• **THE PROBLEM**:
Records follow. Copy every line with "JSON".

• **PROVIDED RECORDS**:

----

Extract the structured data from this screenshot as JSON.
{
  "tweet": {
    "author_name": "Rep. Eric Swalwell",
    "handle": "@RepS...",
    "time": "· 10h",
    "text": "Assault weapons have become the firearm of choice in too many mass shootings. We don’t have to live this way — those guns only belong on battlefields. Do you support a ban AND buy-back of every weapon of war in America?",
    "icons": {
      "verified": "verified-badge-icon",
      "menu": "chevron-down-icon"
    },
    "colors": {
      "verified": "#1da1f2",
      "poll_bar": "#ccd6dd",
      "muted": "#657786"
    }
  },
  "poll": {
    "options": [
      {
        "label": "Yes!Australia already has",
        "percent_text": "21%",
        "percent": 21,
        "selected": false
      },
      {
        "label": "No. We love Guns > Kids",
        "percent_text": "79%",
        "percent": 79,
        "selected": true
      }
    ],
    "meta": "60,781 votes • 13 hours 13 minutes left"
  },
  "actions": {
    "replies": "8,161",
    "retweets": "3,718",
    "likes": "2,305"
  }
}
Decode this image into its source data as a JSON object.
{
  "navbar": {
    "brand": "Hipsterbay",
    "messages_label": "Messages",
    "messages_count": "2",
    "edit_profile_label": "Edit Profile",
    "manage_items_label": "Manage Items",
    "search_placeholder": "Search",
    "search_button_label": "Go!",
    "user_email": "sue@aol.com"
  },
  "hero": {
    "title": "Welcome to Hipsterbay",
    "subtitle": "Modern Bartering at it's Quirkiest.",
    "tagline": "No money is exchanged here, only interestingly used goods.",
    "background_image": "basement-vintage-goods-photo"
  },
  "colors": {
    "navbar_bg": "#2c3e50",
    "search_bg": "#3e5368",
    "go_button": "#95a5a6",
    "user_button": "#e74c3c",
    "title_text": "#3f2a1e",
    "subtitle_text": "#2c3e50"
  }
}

----

• **SOLUTION FOR THIS EXERCISE**:
Extract the structured data from this screenshot as JSON.
Decode this image into its source data as a JSON object.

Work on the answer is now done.